Extracted material
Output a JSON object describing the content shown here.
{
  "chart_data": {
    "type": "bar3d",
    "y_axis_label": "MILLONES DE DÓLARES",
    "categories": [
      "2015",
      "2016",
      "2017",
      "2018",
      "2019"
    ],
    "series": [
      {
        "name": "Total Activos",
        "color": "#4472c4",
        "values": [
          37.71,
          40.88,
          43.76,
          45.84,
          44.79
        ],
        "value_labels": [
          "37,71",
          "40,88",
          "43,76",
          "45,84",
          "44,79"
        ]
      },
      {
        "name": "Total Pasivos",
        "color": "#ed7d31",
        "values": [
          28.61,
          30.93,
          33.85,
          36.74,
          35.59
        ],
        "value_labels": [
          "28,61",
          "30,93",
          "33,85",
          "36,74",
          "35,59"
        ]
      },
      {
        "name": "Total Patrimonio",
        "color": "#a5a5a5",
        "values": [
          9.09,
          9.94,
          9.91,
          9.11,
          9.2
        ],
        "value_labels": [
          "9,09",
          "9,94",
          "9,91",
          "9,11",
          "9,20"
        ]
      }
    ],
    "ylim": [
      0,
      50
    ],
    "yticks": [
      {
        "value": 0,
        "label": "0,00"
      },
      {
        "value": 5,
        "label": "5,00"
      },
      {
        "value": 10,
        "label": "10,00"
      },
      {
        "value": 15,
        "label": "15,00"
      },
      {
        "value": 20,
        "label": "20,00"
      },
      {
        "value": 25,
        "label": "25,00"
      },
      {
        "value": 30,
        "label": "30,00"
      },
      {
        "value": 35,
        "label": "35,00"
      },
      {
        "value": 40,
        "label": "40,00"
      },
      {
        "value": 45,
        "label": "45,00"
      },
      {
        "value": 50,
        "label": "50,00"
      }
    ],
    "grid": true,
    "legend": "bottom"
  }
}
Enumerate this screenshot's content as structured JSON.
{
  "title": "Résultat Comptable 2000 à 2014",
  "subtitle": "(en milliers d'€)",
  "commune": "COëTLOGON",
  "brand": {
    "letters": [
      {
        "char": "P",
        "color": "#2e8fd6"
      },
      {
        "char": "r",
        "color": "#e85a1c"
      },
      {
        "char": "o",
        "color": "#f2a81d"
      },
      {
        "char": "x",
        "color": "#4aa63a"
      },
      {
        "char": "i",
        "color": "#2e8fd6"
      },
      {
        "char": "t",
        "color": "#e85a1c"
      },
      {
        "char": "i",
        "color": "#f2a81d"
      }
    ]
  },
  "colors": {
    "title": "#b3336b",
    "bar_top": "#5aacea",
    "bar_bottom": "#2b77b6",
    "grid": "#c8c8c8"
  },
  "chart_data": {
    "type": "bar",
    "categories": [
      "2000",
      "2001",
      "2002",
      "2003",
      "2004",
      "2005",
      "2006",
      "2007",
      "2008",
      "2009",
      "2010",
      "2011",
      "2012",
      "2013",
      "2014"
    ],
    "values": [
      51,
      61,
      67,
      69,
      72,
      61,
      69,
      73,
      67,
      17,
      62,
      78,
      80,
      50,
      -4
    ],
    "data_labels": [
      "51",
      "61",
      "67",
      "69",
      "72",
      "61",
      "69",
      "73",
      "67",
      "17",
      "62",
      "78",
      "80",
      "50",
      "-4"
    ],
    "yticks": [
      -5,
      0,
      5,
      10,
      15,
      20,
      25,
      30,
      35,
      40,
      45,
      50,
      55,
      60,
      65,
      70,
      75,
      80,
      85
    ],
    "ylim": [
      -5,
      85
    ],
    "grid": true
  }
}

Requirement
Give only the number of lines in the preceding material that contain the string "JSON".

Full output
2